_Instrucciones_:
A – Reproduce el extracto sobre la legitimidad de Pedro Sánchez empezando por "Pero a la legalidad" y siguiendo hasta "un nefando calzador.", reemplazando "legitimidad" por "credibilidad".
B – Según el extracto sobre Pedro Sánchez, ¿en qué dos lugares y épocas fue legal limitar el voto a unos pocos?
C – Enumera todo aquello por lo que, según el extracto sobre Pedro Sánchez, el beneficiario de la moción de censura estuvo dispuesto a intercambiar unos pocos escaños.

_Extracto del documento_:
--------------------
Y él, Pedro Sánchez, los ha cumplido desde su primer mandato: siempre consiguió los diputados suficientes para tener la mayoría parlamentaria necesaria para que sus investiduras prosperaran. No hay pega técnica, pues.

Pero a la legalidad le conviene la legitimidad, como a la ley necesita de justicia: es legal la condena a muerte en determinados países del mundo, fue legal limitar el voto a unos pocos en la Atenas del siglo V antes de Cristo o en la España de principios del XX, pero no era justo.

Y esa legitimidad renqueó desde el primer momento y no se ha recuperado: primero se pisoteó con una moción de censura que solo prosperó por la disposición del beneficiario a intercambiar unos pocos escaños por dádivas, privilegios y decisiones que a él mismo le horrorizaban y contravenían la propia legalidad constitucional, ahormada luego por instituciones asaltadas para culminar el abuso y darle una falsa apariencia legal, con una amnistía indecente blanqueada con un nefando calzador.
--------------------
_Registros extraídos_:
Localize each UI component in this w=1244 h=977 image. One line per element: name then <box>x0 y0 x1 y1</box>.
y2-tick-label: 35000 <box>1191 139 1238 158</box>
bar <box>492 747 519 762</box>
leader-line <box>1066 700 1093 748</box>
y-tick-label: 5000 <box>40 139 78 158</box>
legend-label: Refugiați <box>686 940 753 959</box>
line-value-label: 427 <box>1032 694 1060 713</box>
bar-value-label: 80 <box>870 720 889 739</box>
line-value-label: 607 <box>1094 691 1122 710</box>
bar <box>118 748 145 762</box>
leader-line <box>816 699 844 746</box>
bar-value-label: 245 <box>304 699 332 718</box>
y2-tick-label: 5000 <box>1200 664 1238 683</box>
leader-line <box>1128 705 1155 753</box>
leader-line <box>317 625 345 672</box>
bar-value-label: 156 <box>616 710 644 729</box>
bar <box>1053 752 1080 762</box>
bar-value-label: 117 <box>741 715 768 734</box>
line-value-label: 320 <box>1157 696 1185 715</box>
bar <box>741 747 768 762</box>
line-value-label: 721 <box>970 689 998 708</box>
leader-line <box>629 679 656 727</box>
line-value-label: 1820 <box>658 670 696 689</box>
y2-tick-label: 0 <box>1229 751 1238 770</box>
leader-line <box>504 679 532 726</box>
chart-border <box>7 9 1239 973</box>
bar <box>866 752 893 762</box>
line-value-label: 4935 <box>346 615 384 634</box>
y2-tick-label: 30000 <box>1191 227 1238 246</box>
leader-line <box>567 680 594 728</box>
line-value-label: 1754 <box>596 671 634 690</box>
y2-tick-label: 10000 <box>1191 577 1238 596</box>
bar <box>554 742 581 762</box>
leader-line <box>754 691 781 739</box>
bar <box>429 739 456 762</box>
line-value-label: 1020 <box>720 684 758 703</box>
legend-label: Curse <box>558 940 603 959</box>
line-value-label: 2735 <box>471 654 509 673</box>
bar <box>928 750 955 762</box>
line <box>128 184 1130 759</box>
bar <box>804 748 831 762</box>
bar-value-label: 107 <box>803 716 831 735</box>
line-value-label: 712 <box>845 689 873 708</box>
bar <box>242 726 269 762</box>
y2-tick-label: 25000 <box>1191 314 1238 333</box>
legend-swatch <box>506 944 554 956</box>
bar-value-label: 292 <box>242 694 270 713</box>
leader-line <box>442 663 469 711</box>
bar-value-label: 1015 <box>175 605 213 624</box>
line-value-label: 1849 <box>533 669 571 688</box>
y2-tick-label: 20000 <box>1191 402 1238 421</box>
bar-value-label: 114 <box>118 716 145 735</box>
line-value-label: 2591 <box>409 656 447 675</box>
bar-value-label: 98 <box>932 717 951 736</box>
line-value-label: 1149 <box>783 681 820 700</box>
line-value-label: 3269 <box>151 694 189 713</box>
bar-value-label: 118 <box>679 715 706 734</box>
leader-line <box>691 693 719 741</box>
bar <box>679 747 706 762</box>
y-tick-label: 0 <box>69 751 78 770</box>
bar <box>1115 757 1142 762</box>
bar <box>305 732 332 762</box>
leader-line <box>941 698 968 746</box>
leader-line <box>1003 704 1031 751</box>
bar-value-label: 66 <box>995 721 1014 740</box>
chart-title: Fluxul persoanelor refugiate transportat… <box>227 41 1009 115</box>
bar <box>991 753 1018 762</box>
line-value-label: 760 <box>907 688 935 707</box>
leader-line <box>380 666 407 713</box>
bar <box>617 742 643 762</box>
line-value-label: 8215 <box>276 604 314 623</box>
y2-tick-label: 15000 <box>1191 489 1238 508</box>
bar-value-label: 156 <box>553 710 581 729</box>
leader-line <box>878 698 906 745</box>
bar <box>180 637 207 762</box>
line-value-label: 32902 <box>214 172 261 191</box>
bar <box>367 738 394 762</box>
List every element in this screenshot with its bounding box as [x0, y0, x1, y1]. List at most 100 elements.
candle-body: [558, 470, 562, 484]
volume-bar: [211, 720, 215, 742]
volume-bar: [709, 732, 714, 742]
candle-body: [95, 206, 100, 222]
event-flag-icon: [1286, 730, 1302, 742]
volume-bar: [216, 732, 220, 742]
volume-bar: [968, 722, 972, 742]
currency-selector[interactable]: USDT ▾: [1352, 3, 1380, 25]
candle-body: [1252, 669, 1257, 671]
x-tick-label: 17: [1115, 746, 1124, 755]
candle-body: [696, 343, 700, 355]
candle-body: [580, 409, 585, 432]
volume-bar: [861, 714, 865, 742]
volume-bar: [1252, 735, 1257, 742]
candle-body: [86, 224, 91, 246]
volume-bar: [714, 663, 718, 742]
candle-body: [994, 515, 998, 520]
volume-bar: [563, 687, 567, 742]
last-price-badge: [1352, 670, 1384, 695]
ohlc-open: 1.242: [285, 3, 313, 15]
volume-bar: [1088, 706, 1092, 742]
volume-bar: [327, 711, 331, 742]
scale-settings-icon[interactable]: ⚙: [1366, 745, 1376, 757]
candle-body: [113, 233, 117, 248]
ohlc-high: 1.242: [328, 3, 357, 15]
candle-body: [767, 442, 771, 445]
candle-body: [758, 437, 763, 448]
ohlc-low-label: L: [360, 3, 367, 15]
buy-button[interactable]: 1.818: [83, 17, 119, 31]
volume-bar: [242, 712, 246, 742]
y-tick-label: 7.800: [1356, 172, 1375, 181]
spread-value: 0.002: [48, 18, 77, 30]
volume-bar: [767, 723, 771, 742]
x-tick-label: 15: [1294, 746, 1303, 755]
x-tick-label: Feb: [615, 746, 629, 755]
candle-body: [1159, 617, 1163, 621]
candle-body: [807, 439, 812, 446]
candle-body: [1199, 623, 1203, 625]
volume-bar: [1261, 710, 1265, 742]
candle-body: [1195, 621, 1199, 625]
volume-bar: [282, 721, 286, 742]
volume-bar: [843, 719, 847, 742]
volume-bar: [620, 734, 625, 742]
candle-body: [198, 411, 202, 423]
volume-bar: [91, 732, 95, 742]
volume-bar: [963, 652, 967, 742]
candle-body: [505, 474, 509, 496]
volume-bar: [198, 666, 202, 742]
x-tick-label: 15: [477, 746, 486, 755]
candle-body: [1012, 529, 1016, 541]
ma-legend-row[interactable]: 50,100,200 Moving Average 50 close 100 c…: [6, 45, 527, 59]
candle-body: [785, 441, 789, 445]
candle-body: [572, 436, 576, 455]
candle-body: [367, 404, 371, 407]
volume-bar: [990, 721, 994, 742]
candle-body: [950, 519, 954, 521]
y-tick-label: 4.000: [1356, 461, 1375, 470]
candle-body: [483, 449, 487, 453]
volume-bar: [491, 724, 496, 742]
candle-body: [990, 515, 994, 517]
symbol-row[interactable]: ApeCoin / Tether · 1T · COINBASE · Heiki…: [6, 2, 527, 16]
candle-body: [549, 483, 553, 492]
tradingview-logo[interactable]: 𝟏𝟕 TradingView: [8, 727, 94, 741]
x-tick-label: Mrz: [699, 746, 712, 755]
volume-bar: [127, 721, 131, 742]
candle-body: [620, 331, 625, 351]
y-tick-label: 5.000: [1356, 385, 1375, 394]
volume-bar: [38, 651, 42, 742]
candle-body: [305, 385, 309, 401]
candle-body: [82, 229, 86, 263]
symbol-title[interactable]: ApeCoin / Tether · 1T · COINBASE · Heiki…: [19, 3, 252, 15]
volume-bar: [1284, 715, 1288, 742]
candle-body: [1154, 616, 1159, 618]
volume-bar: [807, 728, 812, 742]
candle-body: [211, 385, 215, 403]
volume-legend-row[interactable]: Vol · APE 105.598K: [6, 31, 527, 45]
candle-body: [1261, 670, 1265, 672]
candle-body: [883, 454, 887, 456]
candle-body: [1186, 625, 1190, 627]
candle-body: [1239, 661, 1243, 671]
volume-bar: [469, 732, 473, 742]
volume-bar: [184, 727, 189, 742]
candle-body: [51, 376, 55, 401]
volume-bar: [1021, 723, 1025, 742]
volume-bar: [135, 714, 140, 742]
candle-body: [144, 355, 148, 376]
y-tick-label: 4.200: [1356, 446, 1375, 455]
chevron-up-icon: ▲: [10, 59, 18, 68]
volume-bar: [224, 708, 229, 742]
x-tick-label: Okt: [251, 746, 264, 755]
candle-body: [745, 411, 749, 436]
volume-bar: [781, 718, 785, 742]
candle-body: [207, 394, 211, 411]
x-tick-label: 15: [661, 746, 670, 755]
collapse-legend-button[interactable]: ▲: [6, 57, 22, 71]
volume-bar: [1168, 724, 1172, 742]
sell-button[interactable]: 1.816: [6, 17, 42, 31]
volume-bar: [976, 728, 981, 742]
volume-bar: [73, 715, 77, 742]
--------------------
_Resultados por tarea_:
A –
Pero a la legalidad le conviene la credibilidad, como a la ley necesita de justicia: es legal la condena a muerte en determinados países del mundo, fue legal limitar el voto a unos pocos en la Atenas del siglo V antes de Cristo o en la España de principios del XX, pero no era justo.

Y esa credibilidad renqueó desde el primer momento y no se ha recuperado: primero se pisoteó con una moción de censura que solo prosperó por la disposición del beneficiario a intercambiar unos pocos escaños por dádivas, privilegios y decisiones que a él mismo le horrorizaban y contravenían la propia legalidad constitucional, ahormada luego por instituciones asaltadas para culminar el abuso y darle una falsa apariencia legal, con una amnistía indecente blanqueada con un nefando calzador.

B – En la Atenas del siglo V antes de Cristo y en la España de principios del XX.

C –
- Dádivas
- Privilegios
- Decisiones que a él mismo le horrorizaban y contravenían la propia legalidad constitucional